| SHORT PROBLEM |
Repeat each line of the material exactly.

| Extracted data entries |
==*==

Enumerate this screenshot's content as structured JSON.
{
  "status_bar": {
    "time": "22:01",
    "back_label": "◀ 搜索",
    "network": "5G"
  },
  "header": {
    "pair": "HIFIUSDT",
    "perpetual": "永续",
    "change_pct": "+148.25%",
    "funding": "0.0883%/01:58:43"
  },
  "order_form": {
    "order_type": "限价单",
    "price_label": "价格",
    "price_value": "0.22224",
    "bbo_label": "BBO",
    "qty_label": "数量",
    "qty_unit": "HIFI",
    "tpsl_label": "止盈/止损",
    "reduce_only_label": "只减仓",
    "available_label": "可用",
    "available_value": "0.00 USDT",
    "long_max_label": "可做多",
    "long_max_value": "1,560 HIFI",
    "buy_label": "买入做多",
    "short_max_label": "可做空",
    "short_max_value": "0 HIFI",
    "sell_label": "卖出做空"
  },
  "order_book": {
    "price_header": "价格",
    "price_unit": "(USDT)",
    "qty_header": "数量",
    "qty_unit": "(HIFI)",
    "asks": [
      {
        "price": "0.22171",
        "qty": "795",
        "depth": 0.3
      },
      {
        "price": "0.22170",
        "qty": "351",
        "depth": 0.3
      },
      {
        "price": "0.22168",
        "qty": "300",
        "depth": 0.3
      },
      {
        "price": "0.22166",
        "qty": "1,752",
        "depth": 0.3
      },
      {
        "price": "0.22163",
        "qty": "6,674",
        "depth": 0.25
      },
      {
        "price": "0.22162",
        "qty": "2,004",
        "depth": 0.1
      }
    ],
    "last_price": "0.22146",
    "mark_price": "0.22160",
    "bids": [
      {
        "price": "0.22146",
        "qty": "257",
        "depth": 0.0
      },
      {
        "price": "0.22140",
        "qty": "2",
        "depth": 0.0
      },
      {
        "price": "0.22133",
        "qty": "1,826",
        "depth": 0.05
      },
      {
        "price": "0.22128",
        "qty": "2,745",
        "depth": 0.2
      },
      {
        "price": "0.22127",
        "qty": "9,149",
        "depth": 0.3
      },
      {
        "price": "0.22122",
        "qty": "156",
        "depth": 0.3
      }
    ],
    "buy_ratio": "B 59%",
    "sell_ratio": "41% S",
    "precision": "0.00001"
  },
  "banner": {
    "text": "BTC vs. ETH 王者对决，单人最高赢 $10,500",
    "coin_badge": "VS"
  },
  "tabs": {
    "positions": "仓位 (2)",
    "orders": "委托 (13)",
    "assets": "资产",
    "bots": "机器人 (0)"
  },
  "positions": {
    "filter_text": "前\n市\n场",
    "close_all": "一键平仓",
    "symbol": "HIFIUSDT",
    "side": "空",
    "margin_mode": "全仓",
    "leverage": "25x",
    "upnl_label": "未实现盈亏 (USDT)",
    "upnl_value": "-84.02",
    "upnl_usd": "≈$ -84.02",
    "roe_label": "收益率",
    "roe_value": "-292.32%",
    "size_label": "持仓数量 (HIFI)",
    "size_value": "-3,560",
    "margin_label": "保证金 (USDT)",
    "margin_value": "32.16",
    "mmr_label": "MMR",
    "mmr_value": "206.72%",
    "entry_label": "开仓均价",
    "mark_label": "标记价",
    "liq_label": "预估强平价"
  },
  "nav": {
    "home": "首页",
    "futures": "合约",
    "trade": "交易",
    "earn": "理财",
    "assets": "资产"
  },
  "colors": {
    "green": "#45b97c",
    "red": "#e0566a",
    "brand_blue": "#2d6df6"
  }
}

==*==

| EXERCISE SOLUTION |
Enumerate this screenshot's content as structured JSON.
{
  "status_bar": {
    "time": "22:01",
    "back_label": "◀ 搜索",
    "network": "5G"
  },
  "header": {
    "pair": "HIFIUSDT",
    "perpetual": "永续",
    "change_pct": "+148.25%",
    "funding": "0.0883%/01:58:43"
  },
  "order_form": {
    "order_type": "限价单",
    "price_label": "价格",
    "price_value": "0.22224",
    "bbo_label": "BBO",
    "qty_label": "数量",
    "qty_unit": "HIFI",
    "tpsl_label": "止盈/止损",
    "reduce_only_label": "只减仓",
    "available_label": "可用",
    "available_value": "0.00 USDT",
    "long_max_label": "可做多",
    "long_max_value": "1,560 HIFI",
    "buy_label": "买入做多",
    "short_max_label": "可做空",
    "short_max_value": "0 HIFI",
    "sell_label": "卖出做空"
  },
  "order_book": {
    "price_header": "价格",
    "price_unit": "(USDT)",
    "qty_header": "数量",
    "qty_unit": "(HIFI)",
    "asks": [
      {
        "price": "0.22171",
        "qty": "795",
        "depth": 0.3
      },
      {
        "price": "0.22170",
        "qty": "351",
        "depth": 0.3
      },
      {
        "price": "0.22168",
        "qty": "300",
        "depth": 0.3
      },
      {
        "price": "0.22166",
        "qty": "1,752",
        "depth": 0.3
      },
      {
        "price": "0.22163",
        "qty": "6,674",
        "depth": 0.25
      },
      {
        "price": "0.22162",
        "qty": "2,004",
        "depth": 0.1
      }
    ],
    "last_price": "0.22146",
    "mark_price": "0.22160",
    "bids": [
      {
        "price": "0.22146",
        "qty": "257",
        "depth": 0.0
      },
      {
        "price": "0.22140",
        "qty": "2",
        "depth": 0.0
      },
      {
        "price": "0.22133",
        "qty": "1,826",
        "depth": 0.05
      },
      {
        "price": "0.22128",
        "qty": "2,745",
        "depth": 0.2
      },
      {
        "price": "0.22127",
        "qty": "9,149",
        "depth": 0.3
      },
      {
        "price": "0.22122",
        "qty": "156",
        "depth": 0.3
      }
    ],
    "buy_ratio": "B 59%",
    "sell_ratio": "41% S",
    "precision": "0.00001"
  },
  "banner": {
    "text": "BTC vs. ETH 王者对决，单人最高赢 $10,500",
    "coin_badge": "VS"
  },
  "tabs": {
    "positions": "仓位 (2)",
    "orders": "委托 (13)",
    "assets": "资产",
    "bots": "机器人 (0)"
  },
  "positions": {
    "filter_text": "前\n市\n场",
    "close_all": "一键平仓",
    "symbol": "HIFIUSDT",
    "side": "空",
    "margin_mode": "全仓",
    "leverage": "25x",
    "upnl_label": "未实现盈亏 (USDT)",
    "upnl_value": "-84.02",
    "upnl_usd": "≈$ -84.02",
    "roe_label": "收益率",
    "roe_value": "-292.32%",
    "size_label": "持仓数量 (HIFI)",
    "size_value": "-3,560",
    "margin_label": "保证金 (USDT)",
    "margin_value": "32.16",
    "mmr_label": "MMR",
    "mmr_value": "206.72%",
    "entry_label": "开仓均价",
    "mark_label": "标记价",
    "liq_label": "预估强平价"
  },
  "nav": {
    "home": "首页",
    "futures": "合约",
    "trade": "交易",
    "earn": "理财",
    "assets": "资产"
  },
  "colors": {
    "green": "#45b97c",
    "red": "#e0566a",
    "brand_blue": "#2d6df6"
  }
}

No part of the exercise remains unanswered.